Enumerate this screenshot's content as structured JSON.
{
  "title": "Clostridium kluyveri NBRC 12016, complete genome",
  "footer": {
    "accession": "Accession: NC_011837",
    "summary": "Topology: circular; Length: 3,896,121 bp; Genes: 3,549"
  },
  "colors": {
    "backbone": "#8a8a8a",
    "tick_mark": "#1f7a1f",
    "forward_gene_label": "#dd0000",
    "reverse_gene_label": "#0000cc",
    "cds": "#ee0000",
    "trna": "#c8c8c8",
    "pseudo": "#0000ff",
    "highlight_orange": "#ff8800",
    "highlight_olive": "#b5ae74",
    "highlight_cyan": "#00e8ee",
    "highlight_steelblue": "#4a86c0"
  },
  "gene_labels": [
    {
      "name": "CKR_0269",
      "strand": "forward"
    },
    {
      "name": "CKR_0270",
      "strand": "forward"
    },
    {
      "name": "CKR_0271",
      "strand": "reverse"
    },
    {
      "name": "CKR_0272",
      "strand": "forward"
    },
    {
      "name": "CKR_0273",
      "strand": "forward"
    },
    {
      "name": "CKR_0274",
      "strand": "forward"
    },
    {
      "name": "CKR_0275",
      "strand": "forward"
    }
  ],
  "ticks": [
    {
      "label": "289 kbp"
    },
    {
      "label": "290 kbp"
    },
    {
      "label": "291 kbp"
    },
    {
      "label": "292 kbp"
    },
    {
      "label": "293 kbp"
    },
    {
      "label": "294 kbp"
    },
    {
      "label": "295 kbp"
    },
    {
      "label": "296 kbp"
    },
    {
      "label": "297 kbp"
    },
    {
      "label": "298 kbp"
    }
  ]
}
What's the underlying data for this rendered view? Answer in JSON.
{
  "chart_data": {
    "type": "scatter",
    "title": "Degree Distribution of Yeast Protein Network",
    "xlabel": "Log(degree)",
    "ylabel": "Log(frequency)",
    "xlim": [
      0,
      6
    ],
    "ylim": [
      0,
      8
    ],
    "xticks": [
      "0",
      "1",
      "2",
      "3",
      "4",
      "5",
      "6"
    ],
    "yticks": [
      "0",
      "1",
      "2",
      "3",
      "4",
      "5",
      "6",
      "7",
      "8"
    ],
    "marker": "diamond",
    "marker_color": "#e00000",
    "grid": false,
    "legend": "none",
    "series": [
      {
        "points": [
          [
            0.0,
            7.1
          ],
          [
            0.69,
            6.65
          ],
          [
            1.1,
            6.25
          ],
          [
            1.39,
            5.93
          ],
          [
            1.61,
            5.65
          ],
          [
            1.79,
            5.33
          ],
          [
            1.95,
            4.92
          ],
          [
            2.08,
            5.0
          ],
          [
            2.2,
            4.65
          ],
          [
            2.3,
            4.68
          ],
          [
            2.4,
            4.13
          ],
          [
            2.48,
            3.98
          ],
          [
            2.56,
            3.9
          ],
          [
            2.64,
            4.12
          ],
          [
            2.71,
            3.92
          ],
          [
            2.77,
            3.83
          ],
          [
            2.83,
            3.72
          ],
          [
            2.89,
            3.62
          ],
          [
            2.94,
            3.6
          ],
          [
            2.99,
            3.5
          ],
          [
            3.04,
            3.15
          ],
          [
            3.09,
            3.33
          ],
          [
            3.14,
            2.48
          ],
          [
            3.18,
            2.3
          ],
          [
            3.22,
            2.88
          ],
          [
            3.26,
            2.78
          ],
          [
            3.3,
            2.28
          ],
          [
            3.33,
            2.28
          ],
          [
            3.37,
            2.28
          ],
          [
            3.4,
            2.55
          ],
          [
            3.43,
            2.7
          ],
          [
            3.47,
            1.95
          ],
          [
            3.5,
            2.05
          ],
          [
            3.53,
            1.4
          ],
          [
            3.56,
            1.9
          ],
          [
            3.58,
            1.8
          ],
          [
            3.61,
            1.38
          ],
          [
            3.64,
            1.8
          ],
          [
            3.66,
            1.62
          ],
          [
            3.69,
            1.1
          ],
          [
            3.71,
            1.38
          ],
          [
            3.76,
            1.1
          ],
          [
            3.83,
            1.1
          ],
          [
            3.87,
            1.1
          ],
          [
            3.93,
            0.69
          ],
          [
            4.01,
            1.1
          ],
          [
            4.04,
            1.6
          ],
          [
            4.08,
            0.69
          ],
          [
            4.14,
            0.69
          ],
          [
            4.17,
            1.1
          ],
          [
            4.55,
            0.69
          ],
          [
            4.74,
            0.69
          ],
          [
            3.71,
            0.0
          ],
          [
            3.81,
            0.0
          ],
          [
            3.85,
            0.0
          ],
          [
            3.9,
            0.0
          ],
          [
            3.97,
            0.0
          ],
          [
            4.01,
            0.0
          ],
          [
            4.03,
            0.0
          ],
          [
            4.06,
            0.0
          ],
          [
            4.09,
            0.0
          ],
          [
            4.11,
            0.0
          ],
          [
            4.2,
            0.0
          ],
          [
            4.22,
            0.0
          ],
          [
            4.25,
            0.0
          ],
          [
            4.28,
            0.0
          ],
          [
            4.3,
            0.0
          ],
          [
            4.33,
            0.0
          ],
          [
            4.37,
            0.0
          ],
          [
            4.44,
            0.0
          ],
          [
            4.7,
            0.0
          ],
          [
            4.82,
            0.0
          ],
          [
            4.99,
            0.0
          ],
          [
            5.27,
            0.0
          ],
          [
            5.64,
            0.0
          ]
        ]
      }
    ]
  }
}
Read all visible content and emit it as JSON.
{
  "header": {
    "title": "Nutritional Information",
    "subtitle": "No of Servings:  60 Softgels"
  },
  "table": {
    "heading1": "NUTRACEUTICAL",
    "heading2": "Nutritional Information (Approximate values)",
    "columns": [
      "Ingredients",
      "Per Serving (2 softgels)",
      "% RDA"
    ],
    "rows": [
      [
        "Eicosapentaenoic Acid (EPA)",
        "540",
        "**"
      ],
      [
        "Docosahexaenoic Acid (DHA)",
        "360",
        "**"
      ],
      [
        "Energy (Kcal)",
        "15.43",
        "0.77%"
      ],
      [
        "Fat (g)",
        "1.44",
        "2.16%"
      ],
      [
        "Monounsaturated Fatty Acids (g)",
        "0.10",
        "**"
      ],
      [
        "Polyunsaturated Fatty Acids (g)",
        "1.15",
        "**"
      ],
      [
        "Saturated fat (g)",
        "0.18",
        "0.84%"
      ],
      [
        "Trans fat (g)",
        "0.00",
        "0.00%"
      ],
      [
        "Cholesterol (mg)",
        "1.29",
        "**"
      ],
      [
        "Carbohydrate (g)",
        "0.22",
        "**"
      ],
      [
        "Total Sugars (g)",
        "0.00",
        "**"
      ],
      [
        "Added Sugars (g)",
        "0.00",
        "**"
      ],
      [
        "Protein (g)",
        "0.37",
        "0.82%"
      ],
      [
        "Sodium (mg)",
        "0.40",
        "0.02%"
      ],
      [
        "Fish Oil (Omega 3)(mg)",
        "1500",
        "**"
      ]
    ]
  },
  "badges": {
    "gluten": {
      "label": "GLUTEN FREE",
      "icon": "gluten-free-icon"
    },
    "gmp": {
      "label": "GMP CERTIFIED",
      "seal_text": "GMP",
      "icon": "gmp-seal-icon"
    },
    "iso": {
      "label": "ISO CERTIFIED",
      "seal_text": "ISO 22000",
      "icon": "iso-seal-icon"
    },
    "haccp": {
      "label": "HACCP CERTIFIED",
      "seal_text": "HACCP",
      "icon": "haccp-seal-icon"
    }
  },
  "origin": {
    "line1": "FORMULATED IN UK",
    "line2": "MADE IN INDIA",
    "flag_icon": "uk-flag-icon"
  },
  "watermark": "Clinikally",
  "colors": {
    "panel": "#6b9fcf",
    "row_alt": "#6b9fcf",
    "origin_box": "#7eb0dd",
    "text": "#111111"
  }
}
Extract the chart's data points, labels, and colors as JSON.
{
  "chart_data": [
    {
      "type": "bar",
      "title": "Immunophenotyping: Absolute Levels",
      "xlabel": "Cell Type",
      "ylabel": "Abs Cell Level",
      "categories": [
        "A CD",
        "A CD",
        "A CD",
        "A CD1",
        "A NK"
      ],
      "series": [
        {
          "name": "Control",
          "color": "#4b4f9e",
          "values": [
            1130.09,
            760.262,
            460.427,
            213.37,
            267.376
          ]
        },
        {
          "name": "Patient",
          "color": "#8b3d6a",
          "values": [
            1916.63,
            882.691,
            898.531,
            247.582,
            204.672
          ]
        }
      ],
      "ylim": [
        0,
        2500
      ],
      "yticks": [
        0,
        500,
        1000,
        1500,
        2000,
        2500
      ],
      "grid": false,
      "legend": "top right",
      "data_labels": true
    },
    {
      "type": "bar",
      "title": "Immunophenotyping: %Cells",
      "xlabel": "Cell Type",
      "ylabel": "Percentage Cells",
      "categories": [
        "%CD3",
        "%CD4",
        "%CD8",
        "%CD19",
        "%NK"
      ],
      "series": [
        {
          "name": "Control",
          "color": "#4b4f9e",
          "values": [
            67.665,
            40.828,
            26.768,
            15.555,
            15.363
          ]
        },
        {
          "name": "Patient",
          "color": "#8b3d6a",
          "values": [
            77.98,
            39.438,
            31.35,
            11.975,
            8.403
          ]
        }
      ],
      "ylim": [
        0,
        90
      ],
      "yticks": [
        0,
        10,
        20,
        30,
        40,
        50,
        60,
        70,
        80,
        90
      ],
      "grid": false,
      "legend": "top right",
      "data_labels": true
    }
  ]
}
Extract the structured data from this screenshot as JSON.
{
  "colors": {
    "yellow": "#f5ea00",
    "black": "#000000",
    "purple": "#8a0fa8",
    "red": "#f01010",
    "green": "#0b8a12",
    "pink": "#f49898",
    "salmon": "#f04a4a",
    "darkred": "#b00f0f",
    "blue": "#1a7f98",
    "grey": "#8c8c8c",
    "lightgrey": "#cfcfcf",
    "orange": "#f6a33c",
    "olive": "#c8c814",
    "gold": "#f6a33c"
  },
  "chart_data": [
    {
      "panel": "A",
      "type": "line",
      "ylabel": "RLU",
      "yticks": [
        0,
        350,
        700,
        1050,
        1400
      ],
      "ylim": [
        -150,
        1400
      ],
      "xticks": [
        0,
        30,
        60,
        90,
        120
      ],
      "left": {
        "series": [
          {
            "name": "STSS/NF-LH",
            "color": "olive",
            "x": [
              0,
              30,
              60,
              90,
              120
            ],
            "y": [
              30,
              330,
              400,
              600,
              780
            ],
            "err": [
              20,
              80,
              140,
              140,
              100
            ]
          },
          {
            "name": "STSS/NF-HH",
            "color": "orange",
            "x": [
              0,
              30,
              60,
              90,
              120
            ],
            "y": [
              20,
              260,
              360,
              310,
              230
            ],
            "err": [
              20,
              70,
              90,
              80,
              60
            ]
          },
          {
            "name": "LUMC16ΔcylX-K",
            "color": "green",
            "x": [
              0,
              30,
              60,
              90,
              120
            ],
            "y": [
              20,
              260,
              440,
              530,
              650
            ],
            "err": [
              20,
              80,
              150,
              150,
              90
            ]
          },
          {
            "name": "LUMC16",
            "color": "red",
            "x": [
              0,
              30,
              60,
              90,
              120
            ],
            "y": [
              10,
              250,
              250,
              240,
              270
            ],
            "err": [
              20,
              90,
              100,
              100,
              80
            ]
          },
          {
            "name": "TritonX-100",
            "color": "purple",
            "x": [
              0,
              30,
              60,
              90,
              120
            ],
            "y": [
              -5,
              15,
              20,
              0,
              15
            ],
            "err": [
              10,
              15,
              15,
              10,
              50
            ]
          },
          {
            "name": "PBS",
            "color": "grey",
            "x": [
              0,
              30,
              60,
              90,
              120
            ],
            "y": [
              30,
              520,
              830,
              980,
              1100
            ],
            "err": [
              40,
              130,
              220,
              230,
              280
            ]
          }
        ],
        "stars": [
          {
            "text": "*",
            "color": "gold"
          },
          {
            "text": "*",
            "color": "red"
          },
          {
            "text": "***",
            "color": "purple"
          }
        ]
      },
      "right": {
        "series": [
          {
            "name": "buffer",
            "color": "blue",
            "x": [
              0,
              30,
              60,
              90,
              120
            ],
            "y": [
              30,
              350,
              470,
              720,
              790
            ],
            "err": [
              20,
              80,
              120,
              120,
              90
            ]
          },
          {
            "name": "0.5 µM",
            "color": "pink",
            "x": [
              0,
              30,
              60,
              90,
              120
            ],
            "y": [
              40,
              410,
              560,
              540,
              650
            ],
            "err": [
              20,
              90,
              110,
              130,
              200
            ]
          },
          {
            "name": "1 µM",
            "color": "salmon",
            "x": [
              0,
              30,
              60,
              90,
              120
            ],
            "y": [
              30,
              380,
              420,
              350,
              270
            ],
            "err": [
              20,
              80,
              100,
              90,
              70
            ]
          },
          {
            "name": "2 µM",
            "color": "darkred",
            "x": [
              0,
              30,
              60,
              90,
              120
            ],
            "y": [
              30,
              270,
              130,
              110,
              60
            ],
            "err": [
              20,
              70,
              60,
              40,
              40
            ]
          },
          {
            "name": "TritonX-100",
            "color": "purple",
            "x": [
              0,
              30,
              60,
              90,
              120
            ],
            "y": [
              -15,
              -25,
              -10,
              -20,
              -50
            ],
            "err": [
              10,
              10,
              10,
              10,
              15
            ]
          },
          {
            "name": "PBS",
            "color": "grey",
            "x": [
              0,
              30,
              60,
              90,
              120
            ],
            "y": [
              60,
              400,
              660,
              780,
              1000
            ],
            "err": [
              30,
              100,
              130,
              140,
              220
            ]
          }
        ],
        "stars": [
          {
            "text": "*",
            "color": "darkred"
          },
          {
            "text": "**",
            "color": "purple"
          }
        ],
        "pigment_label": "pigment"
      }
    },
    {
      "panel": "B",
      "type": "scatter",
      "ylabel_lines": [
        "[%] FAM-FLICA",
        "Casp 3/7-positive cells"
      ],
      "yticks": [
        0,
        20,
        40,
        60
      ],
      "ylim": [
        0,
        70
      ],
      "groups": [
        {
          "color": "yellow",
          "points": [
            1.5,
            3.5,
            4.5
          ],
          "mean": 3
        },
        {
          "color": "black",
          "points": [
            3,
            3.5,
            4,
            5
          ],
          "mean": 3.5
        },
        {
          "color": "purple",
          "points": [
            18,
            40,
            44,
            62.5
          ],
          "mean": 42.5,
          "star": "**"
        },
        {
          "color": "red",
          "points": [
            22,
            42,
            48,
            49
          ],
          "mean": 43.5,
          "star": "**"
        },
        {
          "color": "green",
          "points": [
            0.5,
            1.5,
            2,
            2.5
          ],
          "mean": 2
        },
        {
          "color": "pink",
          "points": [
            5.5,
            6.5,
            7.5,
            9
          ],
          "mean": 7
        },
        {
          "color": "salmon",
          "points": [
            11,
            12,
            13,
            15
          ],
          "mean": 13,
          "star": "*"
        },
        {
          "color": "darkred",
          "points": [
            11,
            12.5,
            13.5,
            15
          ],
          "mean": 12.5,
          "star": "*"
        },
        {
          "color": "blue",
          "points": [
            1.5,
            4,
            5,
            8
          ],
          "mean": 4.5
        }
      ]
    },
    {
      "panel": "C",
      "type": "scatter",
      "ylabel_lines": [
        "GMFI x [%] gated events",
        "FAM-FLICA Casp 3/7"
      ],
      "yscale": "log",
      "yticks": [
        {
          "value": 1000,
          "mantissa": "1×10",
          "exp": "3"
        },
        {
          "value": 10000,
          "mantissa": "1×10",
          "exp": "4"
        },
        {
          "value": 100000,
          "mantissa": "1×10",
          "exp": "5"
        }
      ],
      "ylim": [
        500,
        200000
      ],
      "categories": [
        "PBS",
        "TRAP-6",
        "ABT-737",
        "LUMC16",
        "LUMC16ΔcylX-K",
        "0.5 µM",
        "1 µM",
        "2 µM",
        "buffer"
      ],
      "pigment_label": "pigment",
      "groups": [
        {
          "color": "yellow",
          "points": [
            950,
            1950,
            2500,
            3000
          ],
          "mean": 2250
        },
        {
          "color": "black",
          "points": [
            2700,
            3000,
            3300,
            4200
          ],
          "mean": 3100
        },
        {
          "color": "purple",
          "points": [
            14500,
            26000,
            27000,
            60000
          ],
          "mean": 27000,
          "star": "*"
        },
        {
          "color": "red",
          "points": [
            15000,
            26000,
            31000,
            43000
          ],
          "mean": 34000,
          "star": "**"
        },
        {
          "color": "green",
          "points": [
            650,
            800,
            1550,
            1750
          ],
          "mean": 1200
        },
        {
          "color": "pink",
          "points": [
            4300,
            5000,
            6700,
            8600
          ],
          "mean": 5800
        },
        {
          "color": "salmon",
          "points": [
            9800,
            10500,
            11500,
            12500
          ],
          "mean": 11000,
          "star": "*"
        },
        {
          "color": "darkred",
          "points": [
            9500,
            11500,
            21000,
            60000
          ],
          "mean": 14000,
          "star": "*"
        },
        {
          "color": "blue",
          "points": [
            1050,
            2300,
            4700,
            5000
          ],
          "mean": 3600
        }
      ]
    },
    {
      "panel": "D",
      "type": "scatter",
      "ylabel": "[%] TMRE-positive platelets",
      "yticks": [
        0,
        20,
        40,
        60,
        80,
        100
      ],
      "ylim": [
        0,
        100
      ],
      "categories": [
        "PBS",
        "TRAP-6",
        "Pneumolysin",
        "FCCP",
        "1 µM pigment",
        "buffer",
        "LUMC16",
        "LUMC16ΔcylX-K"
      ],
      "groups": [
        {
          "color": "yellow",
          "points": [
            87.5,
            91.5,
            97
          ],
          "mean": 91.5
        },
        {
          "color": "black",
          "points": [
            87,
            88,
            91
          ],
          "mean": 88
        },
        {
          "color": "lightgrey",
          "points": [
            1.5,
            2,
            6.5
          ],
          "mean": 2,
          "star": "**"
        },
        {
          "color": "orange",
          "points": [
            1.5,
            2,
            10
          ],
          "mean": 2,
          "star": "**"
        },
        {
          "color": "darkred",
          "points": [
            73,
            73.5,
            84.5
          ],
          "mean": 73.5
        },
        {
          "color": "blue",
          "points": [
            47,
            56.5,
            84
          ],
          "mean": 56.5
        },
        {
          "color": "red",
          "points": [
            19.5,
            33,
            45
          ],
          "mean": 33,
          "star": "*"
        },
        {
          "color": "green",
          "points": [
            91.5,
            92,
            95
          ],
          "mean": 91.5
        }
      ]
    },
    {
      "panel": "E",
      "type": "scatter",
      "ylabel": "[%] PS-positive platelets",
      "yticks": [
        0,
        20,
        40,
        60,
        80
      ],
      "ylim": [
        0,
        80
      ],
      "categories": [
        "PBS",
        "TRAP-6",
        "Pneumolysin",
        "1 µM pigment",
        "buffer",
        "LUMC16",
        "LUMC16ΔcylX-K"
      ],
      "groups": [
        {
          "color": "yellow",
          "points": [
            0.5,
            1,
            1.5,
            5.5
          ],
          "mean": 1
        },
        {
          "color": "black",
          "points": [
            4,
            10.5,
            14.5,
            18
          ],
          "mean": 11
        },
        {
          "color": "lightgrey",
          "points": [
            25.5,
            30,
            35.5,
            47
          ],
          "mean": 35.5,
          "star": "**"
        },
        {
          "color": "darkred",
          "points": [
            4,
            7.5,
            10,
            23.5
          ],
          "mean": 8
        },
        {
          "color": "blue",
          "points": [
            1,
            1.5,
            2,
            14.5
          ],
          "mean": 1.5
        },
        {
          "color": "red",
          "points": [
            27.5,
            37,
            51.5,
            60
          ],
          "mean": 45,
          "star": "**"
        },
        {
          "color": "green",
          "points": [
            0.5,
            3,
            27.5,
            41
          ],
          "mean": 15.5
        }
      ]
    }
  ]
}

+++

» WHAT THE TASK ASKS: Tally the lines in the records that hold the word "positive". Give only the total.

» EXERCISE SOLUTION: 3